• Sayfa alıntısı:
################
Su sikintili gunlerimizde bu baslik da nerden cikti dalga mi geciyorsunuz diye sorup sinirlenmeden once bi okuyun renkdaslar... Ilk defa baslik aciyorum ve sirf baslik acmis olmak icin yada ne biliyim degisik birsey olsun diye actigim bir baslik degil. Umarim kapanmaz ve surekli guncel kalir..
Uzun suredir sampiyonluk yasayamamis olsak bile er yada gec sampiyon olacagiz. Bu forumda buna suphesi olan yoktur umarim. Ve forumdaki onca “yonetim ve Ziya Dogan istifa”, “avni aker’de adam bicaklandi”, “Haber Turk’e tepki” “Gokdeniz ve Duran Toplar” vs. vs. gibi bunalim basliklarin altinda bence boyle bir baslik olmasi cok guzel olur..
Ben 27 yasindayim, Trabzonspor en son sampiyon oldugunda 4-5 yaslarindaydim ve sizde takdir edersinizki pek net hatirlamiyorum. Trabzonspor’un o efsane gunlerini hep buyuklerimizden duydum.. Ve sampiyonluk duygusunu gercek anlamda hic yasayamadim.. Sanirim sizlerin ve Trabzonspor taraftarlarinin da ciddi bir kismi benimle ayni durumda.. ‘96 senesinde - sanki bir ruya gibiydi – bu duyguya cok yaklasmistik ama elimizden kayip gitti.. Ve geldigimiz bugunlerde durumumuz ortada.. Elbette bu gunlerde gececek ve elbette sampiyon olacagiz tipki daha once yaptigimiz gibi EZE EZE!!
################
• Gösterilen liste:
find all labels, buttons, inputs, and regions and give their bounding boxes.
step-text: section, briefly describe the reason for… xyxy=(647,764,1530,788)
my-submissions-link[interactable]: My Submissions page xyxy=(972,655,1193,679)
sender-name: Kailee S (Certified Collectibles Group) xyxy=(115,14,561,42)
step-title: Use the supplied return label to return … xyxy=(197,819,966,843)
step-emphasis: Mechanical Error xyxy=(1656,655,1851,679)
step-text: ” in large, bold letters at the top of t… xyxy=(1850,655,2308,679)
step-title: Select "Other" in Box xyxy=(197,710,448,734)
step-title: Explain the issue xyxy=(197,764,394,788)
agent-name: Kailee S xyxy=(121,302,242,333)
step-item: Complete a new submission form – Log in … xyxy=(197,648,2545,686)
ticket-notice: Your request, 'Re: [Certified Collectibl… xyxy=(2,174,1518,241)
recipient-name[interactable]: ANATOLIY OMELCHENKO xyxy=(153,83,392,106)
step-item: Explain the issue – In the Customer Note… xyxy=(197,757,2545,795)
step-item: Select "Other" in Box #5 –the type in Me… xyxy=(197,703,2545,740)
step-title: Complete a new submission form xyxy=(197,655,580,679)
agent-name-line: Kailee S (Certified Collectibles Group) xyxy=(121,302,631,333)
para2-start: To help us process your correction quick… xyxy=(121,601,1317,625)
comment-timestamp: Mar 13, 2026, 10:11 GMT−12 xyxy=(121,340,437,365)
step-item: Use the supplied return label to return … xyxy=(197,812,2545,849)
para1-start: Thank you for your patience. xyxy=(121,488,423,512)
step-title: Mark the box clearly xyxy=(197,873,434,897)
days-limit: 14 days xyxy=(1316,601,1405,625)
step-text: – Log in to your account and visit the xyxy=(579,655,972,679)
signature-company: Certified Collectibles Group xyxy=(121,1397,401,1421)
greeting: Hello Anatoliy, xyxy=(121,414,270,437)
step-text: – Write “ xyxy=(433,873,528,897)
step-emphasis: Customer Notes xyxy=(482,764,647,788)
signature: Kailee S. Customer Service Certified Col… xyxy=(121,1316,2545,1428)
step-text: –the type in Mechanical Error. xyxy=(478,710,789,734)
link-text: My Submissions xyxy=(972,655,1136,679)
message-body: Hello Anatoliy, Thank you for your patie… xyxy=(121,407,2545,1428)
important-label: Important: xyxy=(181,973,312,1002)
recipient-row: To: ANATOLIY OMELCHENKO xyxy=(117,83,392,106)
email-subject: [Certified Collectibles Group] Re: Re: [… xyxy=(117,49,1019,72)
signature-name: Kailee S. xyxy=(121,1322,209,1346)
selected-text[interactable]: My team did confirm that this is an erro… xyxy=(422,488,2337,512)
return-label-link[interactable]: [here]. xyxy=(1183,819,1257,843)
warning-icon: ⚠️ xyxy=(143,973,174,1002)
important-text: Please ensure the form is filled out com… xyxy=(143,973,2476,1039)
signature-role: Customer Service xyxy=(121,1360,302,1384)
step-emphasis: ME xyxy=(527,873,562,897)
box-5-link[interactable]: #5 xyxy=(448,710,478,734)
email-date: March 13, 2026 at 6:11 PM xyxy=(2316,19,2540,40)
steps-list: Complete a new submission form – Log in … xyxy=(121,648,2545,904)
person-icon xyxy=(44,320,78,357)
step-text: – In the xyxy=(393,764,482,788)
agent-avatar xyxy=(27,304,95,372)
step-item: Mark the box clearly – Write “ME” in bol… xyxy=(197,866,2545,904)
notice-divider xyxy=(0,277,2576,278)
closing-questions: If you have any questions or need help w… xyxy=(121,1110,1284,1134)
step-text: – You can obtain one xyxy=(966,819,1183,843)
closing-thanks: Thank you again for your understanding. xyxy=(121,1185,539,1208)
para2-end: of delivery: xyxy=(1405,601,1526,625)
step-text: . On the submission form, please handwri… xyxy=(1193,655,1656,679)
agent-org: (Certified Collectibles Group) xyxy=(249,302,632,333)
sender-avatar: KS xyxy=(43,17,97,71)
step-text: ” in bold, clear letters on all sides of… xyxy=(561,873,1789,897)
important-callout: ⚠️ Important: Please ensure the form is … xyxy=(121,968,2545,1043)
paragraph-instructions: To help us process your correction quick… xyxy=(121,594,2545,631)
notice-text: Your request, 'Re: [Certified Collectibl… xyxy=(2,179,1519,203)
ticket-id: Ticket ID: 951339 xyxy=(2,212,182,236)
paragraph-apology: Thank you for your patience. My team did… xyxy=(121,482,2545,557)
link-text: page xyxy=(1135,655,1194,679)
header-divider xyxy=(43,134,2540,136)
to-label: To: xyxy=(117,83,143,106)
################
• Görev talimatları:
A: Trabzonspor şampiyonluğu üzerine yazılmış metinde "Su sikintili gunlerimizde" ile "surekli guncel kalir.." arasındaki bölümü, bu iki ifade de dahil olmak üzere aynen yeniden yazın.
B: Listede "Write" kelimesini içeren her satırı belirleyin ve bu satırları olduğu gibi kopyalayın.

• Sonuçlar:
A:
Su sikintili gunlerimizde bu baslik da nerden cikti dalga mi geciyorsunuz diye sorup sinirlenmeden once bi okuyun renkdaslar... Ilk defa baslik aciyorum ve sirf baslik acmis olmak icin yada ne biliyim degisik birsey olsun diye actigim bir baslik degil. Umarim kapanmaz ve surekli guncel kalir..

B:
step-text: – Write “ xyxy=(433,873,528,897)
step-item: Mark the box clearly – Write “ME” in bol… xyxy=(197,866,2545,904)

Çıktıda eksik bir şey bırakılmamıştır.